#### LISTING:
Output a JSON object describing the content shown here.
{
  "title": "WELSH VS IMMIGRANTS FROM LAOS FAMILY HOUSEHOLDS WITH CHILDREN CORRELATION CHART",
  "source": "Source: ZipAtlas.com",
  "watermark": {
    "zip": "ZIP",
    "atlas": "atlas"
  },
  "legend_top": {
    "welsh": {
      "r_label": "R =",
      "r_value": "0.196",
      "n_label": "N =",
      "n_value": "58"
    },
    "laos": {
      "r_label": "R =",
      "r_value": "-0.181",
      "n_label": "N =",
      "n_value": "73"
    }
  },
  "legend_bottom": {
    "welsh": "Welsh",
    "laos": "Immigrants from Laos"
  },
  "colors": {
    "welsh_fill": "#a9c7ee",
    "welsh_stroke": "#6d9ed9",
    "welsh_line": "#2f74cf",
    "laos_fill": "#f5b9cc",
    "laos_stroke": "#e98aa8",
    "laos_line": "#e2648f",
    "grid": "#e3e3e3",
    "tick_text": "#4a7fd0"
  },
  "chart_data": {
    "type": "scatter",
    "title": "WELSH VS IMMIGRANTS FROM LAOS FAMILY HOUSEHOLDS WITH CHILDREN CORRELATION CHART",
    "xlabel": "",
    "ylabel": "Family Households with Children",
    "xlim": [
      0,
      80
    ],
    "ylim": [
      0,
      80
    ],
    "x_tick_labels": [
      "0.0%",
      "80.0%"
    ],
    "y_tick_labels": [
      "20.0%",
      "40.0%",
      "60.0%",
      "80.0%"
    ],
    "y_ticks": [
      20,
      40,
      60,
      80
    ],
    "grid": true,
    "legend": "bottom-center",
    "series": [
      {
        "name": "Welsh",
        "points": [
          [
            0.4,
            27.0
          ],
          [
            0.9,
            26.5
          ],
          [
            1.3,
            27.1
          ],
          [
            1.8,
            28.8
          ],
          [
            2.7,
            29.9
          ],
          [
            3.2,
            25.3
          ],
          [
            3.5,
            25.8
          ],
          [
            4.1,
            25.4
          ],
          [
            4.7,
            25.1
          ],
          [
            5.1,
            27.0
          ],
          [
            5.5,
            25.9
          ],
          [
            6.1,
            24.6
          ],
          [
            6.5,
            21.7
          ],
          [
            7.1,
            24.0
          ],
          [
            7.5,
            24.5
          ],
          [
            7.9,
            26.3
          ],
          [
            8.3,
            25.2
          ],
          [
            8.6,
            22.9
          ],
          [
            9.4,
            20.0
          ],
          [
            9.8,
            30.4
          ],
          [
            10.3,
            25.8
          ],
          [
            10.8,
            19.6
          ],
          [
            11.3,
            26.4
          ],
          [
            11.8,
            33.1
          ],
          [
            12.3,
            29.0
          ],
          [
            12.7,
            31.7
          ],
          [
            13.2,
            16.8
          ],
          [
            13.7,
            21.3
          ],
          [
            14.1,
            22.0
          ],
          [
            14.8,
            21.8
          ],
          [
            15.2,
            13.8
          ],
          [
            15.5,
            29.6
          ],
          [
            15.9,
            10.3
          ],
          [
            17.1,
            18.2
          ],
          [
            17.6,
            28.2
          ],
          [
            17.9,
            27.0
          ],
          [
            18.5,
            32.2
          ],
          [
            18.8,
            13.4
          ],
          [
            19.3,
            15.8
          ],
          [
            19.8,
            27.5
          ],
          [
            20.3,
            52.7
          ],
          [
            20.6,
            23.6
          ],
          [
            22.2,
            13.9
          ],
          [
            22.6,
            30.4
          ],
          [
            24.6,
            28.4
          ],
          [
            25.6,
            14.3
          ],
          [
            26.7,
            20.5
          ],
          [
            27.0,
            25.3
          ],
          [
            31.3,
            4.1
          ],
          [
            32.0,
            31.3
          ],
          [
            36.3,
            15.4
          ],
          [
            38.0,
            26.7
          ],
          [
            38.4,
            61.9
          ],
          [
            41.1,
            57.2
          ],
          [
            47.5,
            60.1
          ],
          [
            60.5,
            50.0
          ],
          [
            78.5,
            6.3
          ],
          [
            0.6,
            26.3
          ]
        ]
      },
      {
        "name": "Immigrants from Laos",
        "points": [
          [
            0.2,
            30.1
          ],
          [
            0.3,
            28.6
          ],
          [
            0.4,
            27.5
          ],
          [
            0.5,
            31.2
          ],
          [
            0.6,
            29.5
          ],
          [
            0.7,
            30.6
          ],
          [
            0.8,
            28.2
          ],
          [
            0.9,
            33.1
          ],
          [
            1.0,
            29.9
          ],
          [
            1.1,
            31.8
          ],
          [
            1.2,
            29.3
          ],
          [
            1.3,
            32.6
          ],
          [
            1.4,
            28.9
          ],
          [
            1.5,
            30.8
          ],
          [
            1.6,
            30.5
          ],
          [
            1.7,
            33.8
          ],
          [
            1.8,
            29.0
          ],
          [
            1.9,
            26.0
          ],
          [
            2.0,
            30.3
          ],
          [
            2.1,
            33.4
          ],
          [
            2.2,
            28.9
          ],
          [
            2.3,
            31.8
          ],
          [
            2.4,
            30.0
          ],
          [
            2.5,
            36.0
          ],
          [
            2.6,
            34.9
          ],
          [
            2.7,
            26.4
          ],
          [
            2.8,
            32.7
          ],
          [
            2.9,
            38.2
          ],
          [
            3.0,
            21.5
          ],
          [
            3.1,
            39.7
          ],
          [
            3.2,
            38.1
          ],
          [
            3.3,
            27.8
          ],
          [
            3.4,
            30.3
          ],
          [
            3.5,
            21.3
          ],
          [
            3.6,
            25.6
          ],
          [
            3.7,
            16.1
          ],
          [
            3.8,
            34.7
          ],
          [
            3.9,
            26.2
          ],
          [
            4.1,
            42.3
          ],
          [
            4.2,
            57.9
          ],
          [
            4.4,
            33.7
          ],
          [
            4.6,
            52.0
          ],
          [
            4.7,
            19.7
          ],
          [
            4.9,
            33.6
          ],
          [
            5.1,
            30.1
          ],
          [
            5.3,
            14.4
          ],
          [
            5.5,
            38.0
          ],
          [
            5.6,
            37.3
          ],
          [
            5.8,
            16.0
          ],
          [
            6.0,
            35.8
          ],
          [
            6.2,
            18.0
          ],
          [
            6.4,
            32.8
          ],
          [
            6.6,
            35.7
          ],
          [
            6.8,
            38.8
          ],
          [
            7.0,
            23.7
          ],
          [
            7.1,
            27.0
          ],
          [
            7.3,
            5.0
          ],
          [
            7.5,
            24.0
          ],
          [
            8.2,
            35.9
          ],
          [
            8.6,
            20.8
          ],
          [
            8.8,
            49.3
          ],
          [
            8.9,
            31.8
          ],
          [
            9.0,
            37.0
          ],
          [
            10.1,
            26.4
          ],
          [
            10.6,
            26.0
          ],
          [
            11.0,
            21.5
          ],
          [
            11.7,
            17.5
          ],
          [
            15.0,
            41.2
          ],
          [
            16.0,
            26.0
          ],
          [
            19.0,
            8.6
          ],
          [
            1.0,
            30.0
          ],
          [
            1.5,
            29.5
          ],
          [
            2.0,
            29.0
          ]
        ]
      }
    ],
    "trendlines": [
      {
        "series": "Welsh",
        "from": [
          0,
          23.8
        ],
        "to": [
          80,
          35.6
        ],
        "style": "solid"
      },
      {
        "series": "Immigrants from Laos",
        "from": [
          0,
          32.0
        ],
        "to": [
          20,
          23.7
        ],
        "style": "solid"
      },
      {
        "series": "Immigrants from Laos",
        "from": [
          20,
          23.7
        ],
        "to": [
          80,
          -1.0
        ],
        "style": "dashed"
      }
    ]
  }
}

#### EXERCISE TASK:
Copy out each record from above, exactly.

#### OUTPUT OF THE EXERCISE:
Output a JSON object describing the content shown here.
{
  "title": "WELSH VS IMMIGRANTS FROM LAOS FAMILY HOUSEHOLDS WITH CHILDREN CORRELATION CHART",
  "source": "Source: ZipAtlas.com",
  "watermark": {
    "zip": "ZIP",
    "atlas": "atlas"
  },
  "legend_top": {
    "welsh": {
      "r_label": "R =",
      "r_value": "0.196",
      "n_label": "N =",
      "n_value": "58"
    },
    "laos": {
      "r_label": "R =",
      "r_value": "-0.181",
      "n_label": "N =",
      "n_value": "73"
    }
  },
  "legend_bottom": {
    "welsh": "Welsh",
    "laos": "Immigrants from Laos"
  },
  "colors": {
    "welsh_fill": "#a9c7ee",
    "welsh_stroke": "#6d9ed9",
    "welsh_line": "#2f74cf",
    "laos_fill": "#f5b9cc",
    "laos_stroke": "#e98aa8",
    "laos_line": "#e2648f",
    "grid": "#e3e3e3",
    "tick_text": "#4a7fd0"
  },
  "chart_data": {
    "type": "scatter",
    "title": "WELSH VS IMMIGRANTS FROM LAOS FAMILY HOUSEHOLDS WITH CHILDREN CORRELATION CHART",
    "xlabel": "",
    "ylabel": "Family Households with Children",
    "xlim": [
      0,
      80
    ],
    "ylim": [
      0,
      80
    ],
    "x_tick_labels": [
      "0.0%",
      "80.0%"
    ],
    "y_tick_labels": [
      "20.0%",
      "40.0%",
      "60.0%",
      "80.0%"
    ],
    "y_ticks": [
      20,
      40,
      60,
      80
    ],
    "grid": true,
    "legend": "bottom-center",
    "series": [
      {
        "name": "Welsh",
        "points": [
          [
            0.4,
            27.0
          ],
          [
            0.9,
            26.5
          ],
          [
            1.3,
            27.1
          ],
          [
            1.8,
            28.8
          ],
          [
            2.7,
            29.9
          ],
          [
            3.2,
            25.3
          ],
          [
            3.5,
            25.8
          ],
          [
            4.1,
            25.4
          ],
          [
            4.7,
            25.1
          ],
          [
            5.1,
            27.0
          ],
          [
            5.5,
            25.9
          ],
          [
            6.1,
            24.6
          ],
          [
            6.5,
            21.7
          ],
          [
            7.1,
            24.0
          ],
          [
            7.5,
            24.5
          ],
          [
            7.9,
            26.3
          ],
          [
            8.3,
            25.2
          ],
          [
            8.6,
            22.9
          ],
          [
            9.4,
            20.0
          ],
          [
            9.8,
            30.4
          ],
          [
            10.3,
            25.8
          ],
          [
            10.8,
            19.6
          ],
          [
            11.3,
            26.4
          ],
          [
            11.8,
            33.1
          ],
          [
            12.3,
            29.0
          ],
          [
            12.7,
            31.7
          ],
          [
            13.2,
            16.8
          ],
          [
            13.7,
            21.3
          ],
          [
            14.1,
            22.0
          ],
          [
            14.8,
            21.8
          ],
          [
            15.2,
            13.8
          ],
          [
            15.5,
            29.6
          ],
          [
            15.9,
            10.3
          ],
          [
            17.1,
            18.2
          ],
          [
            17.6,
            28.2
          ],
          [
            17.9,
            27.0
          ],
          [
            18.5,
            32.2
          ],
          [
            18.8,
            13.4
          ],
          [
            19.3,
            15.8
          ],
          [
            19.8,
            27.5
          ],
          [
            20.3,
            52.7
          ],
          [
            20.6,
            23.6
          ],
          [
            22.2,
            13.9
          ],
          [
            22.6,
            30.4
          ],
          [
            24.6,
            28.4
          ],
          [
            25.6,
            14.3
          ],
          [
            26.7,
            20.5
          ],
          [
            27.0,
            25.3
          ],
          [
            31.3,
            4.1
          ],
          [
            32.0,
            31.3
          ],
          [
            36.3,
            15.4
          ],
          [
            38.0,
            26.7
          ],
          [
            38.4,
            61.9
          ],
          [
            41.1,
            57.2
          ],
          [
            47.5,
            60.1
          ],
          [
            60.5,
            50.0
          ],
          [
            78.5,
            6.3
          ],
          [
            0.6,
            26.3
          ]
        ]
      },
      {
        "name": "Immigrants from Laos",
        "points": [
          [
            0.2,
            30.1
          ],
          [
            0.3,
            28.6
          ],
          [
            0.4,
            27.5
          ],
          [
            0.5,
            31.2
          ],
          [
            0.6,
            29.5
          ],
          [
            0.7,
            30.6
          ],
          [
            0.8,
            28.2
          ],
          [
            0.9,
            33.1
          ],
          [
            1.0,
            29.9
          ],
          [
            1.1,
            31.8
          ],
          [
            1.2,
            29.3
          ],
          [
            1.3,
            32.6
          ],
          [
            1.4,
            28.9
          ],
          [
            1.5,
            30.8
          ],
          [
            1.6,
            30.5
          ],
          [
            1.7,
            33.8
          ],
          [
            1.8,
            29.0
          ],
          [
            1.9,
            26.0
          ],
          [
            2.0,
            30.3
          ],
          [
            2.1,
            33.4
          ],
          [
            2.2,
            28.9
          ],
          [
            2.3,
            31.8
          ],
          [
            2.4,
            30.0
          ],
          [
            2.5,
            36.0
          ],
          [
            2.6,
            34.9
          ],
          [
            2.7,
            26.4
          ],
          [
            2.8,
            32.7
          ],
          [
            2.9,
            38.2
          ],
          [
            3.0,
            21.5
          ],
          [
            3.1,
            39.7
          ],
          [
            3.2,
            38.1
          ],
          [
            3.3,
            27.8
          ],
          [
            3.4,
            30.3
          ],
          [
            3.5,
            21.3
          ],
          [
            3.6,
            25.6
          ],
          [
            3.7,
            16.1
          ],
          [
            3.8,
            34.7
          ],
          [
            3.9,
            26.2
          ],
          [
            4.1,
            42.3
          ],
          [
            4.2,
            57.9
          ],
          [
            4.4,
            33.7
          ],
          [
            4.6,
            52.0
          ],
          [
            4.7,
            19.7
          ],
          [
            4.9,
            33.6
          ],
          [
            5.1,
            30.1
          ],
          [
            5.3,
            14.4
          ],
          [
            5.5,
            38.0
          ],
          [
            5.6,
            37.3
          ],
          [
            5.8,
            16.0
          ],
          [
            6.0,
            35.8
          ],
          [
            6.2,
            18.0
          ],
          [
            6.4,
            32.8
          ],
          [
            6.6,
            35.7
          ],
          [
            6.8,
            38.8
          ],
          [
            7.0,
            23.7
          ],
          [
            7.1,
            27.0
          ],
          [
            7.3,
            5.0
          ],
          [
            7.5,
            24.0
          ],
          [
            8.2,
            35.9
          ],
          [
            8.6,
            20.8
          ],
          [
            8.8,
            49.3
          ],
          [
            8.9,
            31.8
          ],
          [
            9.0,
            37.0
          ],
          [
            10.1,
            26.4
          ],
          [
            10.6,
            26.0
          ],
          [
            11.0,
            21.5
          ],
          [
            11.7,
            17.5
          ],
          [
            15.0,
            41.2
          ],
          [
            16.0,
            26.0
          ],
          [
            19.0,
            8.6
          ],
          [
            1.0,
            30.0
          ],
          [
            1.5,
            29.5
          ],
          [
            2.0,
            29.0
          ]
        ]
      }
    ],
    "trendlines": [
      {
        "series": "Welsh",
        "from": [
          0,
          23.8
        ],
        "to": [
          80,
          35.6
        ],
        "style": "solid"
      },
      {
        "series": "Immigrants from Laos",
        "from": [
          0,
          32.0
        ],
        "to": [
          20,
          23.7
        ],
        "style": "solid"
      },
      {
        "series": "Immigrants from Laos",
        "from": [
          20,
          23.7
        ],
        "to": [
          80,
          -1.0
        ],
        "style": "dashed"
      }
    ]
  }
}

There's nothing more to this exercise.